[Figure collection entries]
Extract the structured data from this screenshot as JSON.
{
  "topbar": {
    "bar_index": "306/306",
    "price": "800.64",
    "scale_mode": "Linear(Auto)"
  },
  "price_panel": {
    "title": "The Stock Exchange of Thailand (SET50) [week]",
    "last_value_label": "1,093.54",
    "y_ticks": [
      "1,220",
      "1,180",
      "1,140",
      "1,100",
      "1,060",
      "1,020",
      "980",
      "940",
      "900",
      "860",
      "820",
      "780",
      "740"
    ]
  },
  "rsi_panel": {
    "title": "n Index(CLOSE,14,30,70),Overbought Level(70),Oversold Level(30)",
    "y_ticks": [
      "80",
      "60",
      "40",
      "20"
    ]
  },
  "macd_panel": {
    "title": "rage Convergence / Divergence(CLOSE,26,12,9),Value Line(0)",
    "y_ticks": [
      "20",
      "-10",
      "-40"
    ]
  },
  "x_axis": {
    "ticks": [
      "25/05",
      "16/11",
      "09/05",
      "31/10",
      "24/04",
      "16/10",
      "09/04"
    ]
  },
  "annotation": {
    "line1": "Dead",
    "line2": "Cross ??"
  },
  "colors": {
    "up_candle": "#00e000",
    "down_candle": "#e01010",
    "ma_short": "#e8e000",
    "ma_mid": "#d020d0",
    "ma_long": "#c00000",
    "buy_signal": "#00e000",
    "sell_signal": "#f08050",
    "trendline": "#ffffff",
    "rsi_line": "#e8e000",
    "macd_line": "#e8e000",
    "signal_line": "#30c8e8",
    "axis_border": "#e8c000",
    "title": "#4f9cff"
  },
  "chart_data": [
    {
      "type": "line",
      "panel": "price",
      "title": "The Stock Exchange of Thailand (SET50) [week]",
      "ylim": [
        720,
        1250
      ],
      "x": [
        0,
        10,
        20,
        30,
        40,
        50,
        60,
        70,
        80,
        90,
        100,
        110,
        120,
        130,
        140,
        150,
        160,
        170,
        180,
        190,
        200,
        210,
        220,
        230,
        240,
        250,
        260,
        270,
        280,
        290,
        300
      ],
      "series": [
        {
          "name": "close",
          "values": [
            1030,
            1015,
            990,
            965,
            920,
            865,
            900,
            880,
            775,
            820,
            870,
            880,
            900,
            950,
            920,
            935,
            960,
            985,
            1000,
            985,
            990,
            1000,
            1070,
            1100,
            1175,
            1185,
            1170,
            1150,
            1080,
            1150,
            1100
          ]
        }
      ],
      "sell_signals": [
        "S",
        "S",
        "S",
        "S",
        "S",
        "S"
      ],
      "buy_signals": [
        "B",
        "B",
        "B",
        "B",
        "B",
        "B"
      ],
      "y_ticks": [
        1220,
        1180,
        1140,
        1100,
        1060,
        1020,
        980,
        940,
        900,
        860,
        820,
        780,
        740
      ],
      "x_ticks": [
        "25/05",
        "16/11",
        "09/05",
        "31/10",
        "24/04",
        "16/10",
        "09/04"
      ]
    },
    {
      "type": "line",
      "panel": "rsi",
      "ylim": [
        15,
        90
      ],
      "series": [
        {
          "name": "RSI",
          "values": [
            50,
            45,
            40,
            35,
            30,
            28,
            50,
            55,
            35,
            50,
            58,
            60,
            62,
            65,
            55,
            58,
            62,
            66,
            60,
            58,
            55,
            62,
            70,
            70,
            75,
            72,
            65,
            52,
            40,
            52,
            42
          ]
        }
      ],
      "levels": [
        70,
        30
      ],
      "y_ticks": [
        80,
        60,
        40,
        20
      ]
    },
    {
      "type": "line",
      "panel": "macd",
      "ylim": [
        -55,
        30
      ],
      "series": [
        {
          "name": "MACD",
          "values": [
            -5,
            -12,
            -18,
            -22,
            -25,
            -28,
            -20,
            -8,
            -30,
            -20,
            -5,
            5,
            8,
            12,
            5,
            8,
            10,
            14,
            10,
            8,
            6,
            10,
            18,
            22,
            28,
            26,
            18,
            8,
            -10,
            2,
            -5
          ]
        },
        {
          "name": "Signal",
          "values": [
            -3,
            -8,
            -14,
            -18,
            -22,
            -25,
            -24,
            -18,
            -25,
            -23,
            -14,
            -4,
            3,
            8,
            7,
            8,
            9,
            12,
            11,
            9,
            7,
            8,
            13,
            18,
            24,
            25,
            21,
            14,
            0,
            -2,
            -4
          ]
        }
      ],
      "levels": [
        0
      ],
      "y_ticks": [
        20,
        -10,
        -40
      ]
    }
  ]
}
--
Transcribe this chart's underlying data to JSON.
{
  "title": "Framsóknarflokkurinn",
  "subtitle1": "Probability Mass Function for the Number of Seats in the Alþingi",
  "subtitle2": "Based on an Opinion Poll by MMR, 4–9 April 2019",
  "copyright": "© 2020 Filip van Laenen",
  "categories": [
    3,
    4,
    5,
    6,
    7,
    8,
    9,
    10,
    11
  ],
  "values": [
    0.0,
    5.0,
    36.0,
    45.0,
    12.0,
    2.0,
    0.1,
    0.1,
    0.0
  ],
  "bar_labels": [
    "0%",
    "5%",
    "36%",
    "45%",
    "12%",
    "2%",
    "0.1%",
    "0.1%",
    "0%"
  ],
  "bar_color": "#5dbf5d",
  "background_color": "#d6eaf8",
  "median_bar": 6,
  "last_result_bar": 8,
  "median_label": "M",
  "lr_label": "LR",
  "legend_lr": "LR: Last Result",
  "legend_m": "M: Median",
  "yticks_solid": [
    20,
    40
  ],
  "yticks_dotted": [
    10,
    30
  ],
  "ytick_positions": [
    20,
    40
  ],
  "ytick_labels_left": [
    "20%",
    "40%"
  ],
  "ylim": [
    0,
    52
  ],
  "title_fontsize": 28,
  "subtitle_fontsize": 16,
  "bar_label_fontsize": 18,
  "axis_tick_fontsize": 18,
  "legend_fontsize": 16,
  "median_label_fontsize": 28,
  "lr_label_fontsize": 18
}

• Required work
Report how many lines of the preceding records include "Stock". Output the number only.

• Solution for this problem
2